**What is needed:** Pull out every line containing the string "uuacGGGGGGACCGGGUGAGCCAGu".

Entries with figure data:
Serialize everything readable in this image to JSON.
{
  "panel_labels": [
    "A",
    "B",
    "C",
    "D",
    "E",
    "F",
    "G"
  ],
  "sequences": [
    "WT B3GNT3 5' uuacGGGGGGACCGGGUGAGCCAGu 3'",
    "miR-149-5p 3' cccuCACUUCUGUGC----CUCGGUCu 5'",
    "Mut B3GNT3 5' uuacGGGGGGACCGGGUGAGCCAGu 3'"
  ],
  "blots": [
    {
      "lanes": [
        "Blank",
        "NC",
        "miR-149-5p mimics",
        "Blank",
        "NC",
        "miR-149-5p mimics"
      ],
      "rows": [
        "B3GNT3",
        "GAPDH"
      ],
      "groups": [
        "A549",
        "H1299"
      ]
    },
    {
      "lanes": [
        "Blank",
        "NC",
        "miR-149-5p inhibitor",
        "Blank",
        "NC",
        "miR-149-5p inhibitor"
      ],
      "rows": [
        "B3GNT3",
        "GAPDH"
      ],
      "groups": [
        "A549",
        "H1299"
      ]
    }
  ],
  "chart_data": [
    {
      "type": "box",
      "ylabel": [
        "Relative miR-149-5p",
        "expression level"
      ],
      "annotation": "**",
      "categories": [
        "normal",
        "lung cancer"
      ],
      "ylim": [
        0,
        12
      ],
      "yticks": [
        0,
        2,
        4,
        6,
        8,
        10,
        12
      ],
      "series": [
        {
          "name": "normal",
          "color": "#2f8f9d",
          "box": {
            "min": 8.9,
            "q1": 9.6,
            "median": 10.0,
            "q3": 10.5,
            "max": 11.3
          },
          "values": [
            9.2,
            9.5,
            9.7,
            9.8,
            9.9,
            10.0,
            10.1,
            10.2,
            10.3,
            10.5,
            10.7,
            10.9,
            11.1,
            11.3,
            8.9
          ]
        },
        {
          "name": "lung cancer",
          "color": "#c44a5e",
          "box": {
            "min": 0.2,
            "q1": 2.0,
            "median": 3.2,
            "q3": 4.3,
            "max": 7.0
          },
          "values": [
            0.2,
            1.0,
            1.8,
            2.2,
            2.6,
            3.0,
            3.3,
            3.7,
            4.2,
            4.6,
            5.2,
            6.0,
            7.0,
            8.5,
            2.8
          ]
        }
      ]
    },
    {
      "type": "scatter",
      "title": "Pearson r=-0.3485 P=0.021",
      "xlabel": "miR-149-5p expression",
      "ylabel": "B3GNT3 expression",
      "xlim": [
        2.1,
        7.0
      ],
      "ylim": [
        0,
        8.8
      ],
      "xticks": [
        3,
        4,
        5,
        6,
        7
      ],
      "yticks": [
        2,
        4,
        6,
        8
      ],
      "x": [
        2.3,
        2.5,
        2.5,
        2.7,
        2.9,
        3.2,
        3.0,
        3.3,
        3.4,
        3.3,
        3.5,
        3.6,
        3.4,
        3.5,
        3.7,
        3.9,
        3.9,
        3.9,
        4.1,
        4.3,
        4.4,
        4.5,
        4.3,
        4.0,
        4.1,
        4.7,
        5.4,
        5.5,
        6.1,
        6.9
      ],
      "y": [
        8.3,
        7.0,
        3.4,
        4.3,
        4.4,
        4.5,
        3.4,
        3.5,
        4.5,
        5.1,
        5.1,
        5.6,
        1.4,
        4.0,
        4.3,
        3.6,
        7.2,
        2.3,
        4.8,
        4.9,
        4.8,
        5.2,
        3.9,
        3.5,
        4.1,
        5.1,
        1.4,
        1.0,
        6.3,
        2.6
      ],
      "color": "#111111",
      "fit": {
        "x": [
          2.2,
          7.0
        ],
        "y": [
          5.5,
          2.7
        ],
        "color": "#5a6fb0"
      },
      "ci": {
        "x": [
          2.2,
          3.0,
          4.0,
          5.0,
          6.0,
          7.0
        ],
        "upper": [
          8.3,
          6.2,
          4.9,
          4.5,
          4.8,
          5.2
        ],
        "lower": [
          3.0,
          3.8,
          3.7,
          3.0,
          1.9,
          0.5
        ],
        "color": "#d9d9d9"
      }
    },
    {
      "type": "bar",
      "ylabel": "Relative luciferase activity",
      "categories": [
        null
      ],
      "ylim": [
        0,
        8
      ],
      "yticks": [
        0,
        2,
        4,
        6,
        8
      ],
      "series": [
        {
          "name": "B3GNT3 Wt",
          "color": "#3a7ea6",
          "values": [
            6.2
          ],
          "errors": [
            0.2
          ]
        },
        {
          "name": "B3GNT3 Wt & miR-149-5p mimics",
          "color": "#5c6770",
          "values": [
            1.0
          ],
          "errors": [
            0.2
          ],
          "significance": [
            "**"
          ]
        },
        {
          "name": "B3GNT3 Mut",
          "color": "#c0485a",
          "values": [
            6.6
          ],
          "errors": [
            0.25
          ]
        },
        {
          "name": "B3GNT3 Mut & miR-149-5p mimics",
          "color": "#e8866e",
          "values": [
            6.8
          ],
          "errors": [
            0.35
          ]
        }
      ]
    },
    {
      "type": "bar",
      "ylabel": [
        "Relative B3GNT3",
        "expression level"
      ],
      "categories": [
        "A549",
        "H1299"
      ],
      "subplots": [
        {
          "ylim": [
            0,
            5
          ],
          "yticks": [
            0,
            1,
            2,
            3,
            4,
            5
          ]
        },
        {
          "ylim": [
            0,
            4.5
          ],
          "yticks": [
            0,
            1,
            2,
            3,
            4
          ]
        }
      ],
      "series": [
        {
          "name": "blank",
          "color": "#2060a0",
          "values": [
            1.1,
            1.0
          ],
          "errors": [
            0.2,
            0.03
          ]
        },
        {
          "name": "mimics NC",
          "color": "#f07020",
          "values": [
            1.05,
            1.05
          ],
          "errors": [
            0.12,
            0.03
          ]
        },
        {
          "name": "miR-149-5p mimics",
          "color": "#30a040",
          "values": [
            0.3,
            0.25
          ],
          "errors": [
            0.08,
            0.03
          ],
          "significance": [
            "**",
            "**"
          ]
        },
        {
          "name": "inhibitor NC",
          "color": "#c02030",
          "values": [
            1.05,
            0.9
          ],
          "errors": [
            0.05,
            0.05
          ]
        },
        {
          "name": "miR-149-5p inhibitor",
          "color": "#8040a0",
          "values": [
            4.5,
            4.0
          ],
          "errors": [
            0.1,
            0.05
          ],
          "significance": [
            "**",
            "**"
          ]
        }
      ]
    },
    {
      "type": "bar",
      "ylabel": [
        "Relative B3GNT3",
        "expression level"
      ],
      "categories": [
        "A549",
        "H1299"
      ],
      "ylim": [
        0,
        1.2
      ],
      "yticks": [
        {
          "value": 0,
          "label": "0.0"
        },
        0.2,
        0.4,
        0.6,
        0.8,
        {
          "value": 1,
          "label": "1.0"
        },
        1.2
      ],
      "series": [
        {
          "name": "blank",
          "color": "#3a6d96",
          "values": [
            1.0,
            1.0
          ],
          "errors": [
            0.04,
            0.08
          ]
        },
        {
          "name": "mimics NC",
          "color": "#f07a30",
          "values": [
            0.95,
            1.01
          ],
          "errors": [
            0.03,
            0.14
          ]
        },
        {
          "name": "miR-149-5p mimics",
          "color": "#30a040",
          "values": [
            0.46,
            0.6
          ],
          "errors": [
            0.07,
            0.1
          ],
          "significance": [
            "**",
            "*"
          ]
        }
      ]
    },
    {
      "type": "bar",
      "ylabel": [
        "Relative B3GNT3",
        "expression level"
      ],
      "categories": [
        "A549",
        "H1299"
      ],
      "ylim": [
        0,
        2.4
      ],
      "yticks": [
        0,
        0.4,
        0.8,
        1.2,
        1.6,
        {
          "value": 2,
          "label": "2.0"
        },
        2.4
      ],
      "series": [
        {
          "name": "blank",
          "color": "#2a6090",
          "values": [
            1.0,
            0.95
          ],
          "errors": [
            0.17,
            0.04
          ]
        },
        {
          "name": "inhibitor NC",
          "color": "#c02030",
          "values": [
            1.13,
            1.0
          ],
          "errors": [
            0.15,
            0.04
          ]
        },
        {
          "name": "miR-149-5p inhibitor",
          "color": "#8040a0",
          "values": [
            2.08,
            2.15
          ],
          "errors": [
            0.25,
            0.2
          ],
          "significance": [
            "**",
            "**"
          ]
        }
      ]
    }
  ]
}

**Output:**
    "WT B3GNT3 5' uuacGGGGGGACCGGGUGAGCCAGu 3'",
    "Mut B3GNT3 5' uuacGGGGGGACCGGGUGAGCCAGu 3'"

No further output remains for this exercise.